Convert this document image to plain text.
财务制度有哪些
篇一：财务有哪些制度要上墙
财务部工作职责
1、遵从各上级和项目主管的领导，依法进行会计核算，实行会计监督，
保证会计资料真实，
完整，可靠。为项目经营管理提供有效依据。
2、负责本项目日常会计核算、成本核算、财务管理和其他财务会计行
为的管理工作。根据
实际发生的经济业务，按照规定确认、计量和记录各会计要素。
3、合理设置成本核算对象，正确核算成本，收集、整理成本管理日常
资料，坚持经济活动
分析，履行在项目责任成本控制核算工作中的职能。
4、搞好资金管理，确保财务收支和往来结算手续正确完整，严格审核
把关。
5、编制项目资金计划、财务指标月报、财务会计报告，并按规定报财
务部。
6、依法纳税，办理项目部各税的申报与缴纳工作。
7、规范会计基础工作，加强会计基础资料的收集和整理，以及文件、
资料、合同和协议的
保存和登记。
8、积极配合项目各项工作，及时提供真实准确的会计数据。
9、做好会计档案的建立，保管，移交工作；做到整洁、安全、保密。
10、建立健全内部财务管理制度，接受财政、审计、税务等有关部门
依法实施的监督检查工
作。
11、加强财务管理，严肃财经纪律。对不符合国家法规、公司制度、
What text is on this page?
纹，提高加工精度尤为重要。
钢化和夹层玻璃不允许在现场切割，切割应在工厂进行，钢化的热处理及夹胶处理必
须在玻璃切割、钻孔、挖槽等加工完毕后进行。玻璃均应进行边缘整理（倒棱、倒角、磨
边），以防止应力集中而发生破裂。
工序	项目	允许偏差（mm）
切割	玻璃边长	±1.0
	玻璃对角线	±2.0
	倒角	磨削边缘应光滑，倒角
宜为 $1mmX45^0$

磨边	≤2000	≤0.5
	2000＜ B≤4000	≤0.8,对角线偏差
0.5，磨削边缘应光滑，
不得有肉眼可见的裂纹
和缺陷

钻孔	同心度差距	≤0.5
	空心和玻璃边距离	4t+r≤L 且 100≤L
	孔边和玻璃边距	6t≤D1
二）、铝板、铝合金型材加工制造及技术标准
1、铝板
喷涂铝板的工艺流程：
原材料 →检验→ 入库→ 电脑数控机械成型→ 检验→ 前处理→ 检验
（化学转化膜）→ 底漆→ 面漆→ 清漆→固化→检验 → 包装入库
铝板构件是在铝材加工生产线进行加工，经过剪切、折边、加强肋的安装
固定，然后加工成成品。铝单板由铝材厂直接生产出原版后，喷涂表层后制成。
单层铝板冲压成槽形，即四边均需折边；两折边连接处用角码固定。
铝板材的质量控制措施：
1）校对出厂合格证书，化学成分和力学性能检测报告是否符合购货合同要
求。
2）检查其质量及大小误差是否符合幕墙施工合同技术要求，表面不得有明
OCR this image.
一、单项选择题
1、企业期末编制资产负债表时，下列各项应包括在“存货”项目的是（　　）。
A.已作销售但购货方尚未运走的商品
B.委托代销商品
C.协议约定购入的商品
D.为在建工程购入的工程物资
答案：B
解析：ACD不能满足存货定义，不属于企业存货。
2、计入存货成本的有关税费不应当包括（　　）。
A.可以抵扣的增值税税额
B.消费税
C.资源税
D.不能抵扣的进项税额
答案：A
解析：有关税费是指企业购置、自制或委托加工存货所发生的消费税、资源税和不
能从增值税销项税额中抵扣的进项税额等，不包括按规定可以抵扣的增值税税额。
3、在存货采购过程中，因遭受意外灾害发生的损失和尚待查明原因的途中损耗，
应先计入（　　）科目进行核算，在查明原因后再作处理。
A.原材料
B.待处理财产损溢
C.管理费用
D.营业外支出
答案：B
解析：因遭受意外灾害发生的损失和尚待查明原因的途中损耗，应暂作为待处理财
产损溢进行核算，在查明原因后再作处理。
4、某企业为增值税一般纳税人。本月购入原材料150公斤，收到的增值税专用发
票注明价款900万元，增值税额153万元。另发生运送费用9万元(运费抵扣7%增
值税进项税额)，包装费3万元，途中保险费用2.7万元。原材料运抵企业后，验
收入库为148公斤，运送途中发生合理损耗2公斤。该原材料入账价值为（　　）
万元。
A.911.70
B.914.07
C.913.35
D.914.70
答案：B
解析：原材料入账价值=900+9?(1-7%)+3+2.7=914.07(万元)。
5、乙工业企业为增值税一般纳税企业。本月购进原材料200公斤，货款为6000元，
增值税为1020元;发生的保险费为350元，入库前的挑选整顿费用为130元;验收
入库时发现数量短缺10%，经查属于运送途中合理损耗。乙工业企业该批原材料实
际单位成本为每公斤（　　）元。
***
* [What you need to do]
From the records above, extract every entry exactly as given.

* [Finished answer]
Convert this document image to plain text.
财务制度有哪些
篇一：财务有哪些制度要上墙
财务部工作职责
1、遵从各上级和项目主管的领导，依法进行会计核算，实行会计监督，
保证会计资料真实，
完整，可靠。为项目经营管理提供有效依据。
2、负责本项目日常会计核算、成本核算、财务管理和其他财务会计行
为的管理工作。根据
实际发生的经济业务，按照规定确认、计量和记录各会计要素。
3、合理设置成本核算对象，正确核算成本，收集、整理成本管理日常
资料，坚持经济活动
分析，履行在项目责任成本控制核算工作中的职能。
4、搞好资金管理，确保财务收支和往来结算手续正确完整，严格审核
把关。
5、编制项目资金计划、财务指标月报、财务会计报告，并按规定报财
务部。
6、依法纳税，办理项目部各税的申报与缴纳工作。
7、规范会计基础工作，加强会计基础资料的收集和整理，以及文件、
资料、合同和协议的
保存和登记。
8、积极配合项目各项工作，及时提供真实准确的会计数据。
9、做好会计档案的建立，保管，移交工作；做到整洁、安全、保密。
10、建立健全内部财务管理制度，接受财政、审计、税务等有关部门
依法实施的监督检查工
作。
11、加强财务管理，严肃财经纪律。对不符合国家法规、公司制度、
What text is on this page?
纹，提高加工精度尤为重要。
钢化和夹层玻璃不允许在现场切割，切割应在工厂进行，钢化的热处理及夹胶处理必
须在玻璃切割、钻孔、挖槽等加工完毕后进行。玻璃均应进行边缘整理（倒棱、倒角、磨
边），以防止应力集中而发生破裂。
工序	项目	允许偏差（mm）
切割	玻璃边长	±1.0
	玻璃对角线	±2.0
	倒角	磨削边缘应光滑，倒角
宜为 $1mmX45^0$

磨边	≤2000	≤0.5
	2000＜ B≤4000	≤0.8,对角线偏差
0.5，磨削边缘应光滑，
不得有肉眼可见的裂纹
和缺陷

钻孔	同心度差距	≤0.5
	空心和玻璃边距离	4t+r≤L 且 100≤L
	孔边和玻璃边距	6t≤D1
二）、铝板、铝合金型材加工制造及技术标准
1、铝板
喷涂铝板的工艺流程：
原材料 →检验→ 入库→ 电脑数控机械成型→ 检验→ 前处理→ 检验
（化学转化膜）→ 底漆→ 面漆→ 清漆→固化→检验 → 包装入库
铝板构件是在铝材加工生产线进行加工，经过剪切、折边、加强肋的安装
固定，然后加工成成品。铝单板由铝材厂直接生产出原版后，喷涂表层后制成。
单层铝板冲压成槽形，即四边均需折边；两折边连接处用角码固定。
铝板材的质量控制措施：
1）校对出厂合格证书，化学成分和力学性能检测报告是否符合购货合同要
求。
2）检查其质量及大小误差是否符合幕墙施工合同技术要求，表面不得有明
OCR this image.
一、单项选择题
1、企业期末编制资产负债表时，下列各项应包括在“存货”项目的是（　　）。
A.已作销售但购货方尚未运走的商品
B.委托代销商品
C.协议约定购入的商品
D.为在建工程购入的工程物资
答案：B
解析：ACD不能满足存货定义，不属于企业存货。
2、计入存货成本的有关税费不应当包括（　　）。
A.可以抵扣的增值税税额
B.消费税
C.资源税
D.不能抵扣的进项税额
答案：A
解析：有关税费是指企业购置、自制或委托加工存货所发生的消费税、资源税和不
能从增值税销项税额中抵扣的进项税额等，不包括按规定可以抵扣的增值税税额。
3、在存货采购过程中，因遭受意外灾害发生的损失和尚待查明原因的途中损耗，
应先计入（　　）科目进行核算，在查明原因后再作处理。
A.原材料
B.待处理财产损溢
C.管理费用
D.营业外支出
答案：B
解析：因遭受意外灾害发生的损失和尚待查明原因的途中损耗，应暂作为待处理财
产损溢进行核算，在查明原因后再作处理。
4、某企业为增值税一般纳税人。本月购入原材料150公斤，收到的增值税专用发
票注明价款900万元，增值税额153万元。另发生运送费用9万元(运费抵扣7%增
值税进项税额)，包装费3万元，途中保险费用2.7万元。原材料运抵企业后，验
收入库为148公斤，运送途中发生合理损耗2公斤。该原材料入账价值为（　　）
万元。
A.911.70
B.914.07
C.913.35
D.914.70
答案：B
解析：原材料入账价值=900+9?(1-7%)+3+2.7=914.07(万元)。
5、乙工业企业为增值税一般纳税企业。本月购进原材料200公斤，货款为6000元，
增值税为1020元;发生的保险费为350元，入库前的挑选整顿费用为130元;验收
入库时发现数量短缺10%，经查属于运送途中合理损耗。乙工业企业该批原材料实
际单位成本为每公斤（　　）元。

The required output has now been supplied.